═════ DATA IN THIS EXERCISE

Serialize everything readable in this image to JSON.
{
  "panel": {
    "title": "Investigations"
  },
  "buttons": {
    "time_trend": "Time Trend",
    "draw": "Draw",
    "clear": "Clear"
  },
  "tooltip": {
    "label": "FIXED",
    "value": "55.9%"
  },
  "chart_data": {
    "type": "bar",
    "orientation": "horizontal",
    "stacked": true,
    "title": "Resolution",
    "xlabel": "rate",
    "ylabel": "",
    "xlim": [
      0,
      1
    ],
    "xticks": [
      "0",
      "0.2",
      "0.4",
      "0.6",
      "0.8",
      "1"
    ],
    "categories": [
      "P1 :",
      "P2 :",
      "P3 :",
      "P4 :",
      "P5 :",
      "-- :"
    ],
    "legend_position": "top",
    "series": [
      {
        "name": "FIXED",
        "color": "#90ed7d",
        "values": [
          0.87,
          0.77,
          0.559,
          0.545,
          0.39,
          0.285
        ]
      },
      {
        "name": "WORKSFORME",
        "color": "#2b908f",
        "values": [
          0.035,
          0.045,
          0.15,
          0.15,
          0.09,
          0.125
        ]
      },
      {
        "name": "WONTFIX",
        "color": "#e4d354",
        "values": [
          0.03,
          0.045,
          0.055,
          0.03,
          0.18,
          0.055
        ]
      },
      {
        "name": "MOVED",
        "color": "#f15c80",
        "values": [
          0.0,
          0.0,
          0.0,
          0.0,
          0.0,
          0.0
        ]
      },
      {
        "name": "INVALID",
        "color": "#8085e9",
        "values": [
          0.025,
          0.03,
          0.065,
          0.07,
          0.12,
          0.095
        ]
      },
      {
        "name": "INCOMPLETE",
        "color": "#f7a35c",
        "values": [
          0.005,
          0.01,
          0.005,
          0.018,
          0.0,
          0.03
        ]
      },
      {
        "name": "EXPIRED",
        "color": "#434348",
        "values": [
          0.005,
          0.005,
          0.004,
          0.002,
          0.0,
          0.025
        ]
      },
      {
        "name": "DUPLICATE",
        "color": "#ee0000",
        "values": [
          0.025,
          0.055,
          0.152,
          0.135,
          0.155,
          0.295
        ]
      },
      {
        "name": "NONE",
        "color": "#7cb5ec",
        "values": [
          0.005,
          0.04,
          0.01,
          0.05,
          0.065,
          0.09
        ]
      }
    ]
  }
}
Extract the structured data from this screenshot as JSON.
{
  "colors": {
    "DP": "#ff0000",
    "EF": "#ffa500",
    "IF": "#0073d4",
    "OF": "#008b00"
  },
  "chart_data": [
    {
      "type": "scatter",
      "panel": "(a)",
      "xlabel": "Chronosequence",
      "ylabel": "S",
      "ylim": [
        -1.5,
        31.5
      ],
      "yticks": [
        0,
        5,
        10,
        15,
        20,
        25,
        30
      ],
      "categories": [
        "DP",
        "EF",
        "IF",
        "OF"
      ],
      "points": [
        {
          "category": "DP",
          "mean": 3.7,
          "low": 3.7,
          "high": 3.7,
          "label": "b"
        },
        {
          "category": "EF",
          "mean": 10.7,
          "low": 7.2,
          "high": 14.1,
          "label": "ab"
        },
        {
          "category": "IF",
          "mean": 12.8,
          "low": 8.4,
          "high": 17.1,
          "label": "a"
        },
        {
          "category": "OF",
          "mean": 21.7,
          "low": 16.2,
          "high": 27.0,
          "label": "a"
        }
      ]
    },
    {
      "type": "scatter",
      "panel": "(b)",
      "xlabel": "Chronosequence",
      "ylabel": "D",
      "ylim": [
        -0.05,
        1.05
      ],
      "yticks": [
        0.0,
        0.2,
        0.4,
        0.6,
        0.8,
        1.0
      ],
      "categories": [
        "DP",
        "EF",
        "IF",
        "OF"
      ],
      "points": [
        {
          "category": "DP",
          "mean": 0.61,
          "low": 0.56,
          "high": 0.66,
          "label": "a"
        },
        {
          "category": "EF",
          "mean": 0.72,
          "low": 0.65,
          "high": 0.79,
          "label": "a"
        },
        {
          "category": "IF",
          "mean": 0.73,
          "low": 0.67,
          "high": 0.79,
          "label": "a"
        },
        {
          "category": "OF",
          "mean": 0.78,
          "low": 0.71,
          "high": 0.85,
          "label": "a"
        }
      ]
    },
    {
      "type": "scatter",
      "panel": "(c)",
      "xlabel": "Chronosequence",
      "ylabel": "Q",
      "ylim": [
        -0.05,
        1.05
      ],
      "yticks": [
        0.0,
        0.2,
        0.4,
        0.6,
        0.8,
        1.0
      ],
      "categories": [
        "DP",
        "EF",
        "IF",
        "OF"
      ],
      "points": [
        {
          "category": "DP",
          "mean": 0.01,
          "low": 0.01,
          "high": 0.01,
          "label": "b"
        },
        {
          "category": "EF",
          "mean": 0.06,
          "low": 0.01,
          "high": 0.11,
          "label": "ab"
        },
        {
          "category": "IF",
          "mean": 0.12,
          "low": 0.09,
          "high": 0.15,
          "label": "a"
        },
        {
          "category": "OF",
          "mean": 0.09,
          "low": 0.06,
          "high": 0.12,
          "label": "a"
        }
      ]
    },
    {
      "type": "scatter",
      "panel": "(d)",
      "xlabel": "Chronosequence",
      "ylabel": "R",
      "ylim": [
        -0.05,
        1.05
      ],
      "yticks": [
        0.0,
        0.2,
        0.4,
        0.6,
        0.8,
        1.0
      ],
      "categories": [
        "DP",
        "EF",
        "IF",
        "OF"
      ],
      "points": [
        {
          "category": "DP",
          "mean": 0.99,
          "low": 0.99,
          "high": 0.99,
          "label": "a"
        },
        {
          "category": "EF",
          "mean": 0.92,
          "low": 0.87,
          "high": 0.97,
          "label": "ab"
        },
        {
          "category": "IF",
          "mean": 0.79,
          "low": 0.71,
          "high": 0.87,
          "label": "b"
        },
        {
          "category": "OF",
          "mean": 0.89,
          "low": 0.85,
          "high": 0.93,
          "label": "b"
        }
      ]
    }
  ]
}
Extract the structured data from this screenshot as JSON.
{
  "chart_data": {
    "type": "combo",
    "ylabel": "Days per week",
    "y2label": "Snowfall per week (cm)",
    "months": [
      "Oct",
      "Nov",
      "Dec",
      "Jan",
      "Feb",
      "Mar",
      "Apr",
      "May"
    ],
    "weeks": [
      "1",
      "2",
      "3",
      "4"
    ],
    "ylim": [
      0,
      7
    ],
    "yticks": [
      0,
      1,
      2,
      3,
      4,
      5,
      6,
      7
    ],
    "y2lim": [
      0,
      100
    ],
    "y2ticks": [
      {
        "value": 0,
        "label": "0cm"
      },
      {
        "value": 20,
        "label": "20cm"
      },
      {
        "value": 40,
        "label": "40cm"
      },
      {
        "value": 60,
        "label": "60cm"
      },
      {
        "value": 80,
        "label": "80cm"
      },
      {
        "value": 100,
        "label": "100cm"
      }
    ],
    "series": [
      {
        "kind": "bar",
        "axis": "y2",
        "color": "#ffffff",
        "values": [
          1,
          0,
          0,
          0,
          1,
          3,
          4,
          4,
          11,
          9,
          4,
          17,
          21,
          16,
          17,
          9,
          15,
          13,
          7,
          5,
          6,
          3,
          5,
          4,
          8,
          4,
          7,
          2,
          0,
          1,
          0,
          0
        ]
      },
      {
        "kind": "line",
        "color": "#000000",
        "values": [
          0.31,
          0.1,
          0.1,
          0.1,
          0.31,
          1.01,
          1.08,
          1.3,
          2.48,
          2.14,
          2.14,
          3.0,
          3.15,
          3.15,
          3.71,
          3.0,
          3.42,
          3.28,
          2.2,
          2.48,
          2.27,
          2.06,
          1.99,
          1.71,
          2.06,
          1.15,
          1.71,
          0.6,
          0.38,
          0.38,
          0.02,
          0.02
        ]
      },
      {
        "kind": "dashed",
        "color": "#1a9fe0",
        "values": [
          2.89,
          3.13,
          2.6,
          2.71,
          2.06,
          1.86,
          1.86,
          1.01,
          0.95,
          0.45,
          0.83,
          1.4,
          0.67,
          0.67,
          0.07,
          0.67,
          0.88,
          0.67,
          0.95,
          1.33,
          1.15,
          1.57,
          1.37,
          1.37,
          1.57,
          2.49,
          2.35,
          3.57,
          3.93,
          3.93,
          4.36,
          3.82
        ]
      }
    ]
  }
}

══════════

WHAT IS ASKED. Of all the lines in the data above, state how many include "ylabel". Say only the number.

RESULT BELOW. 6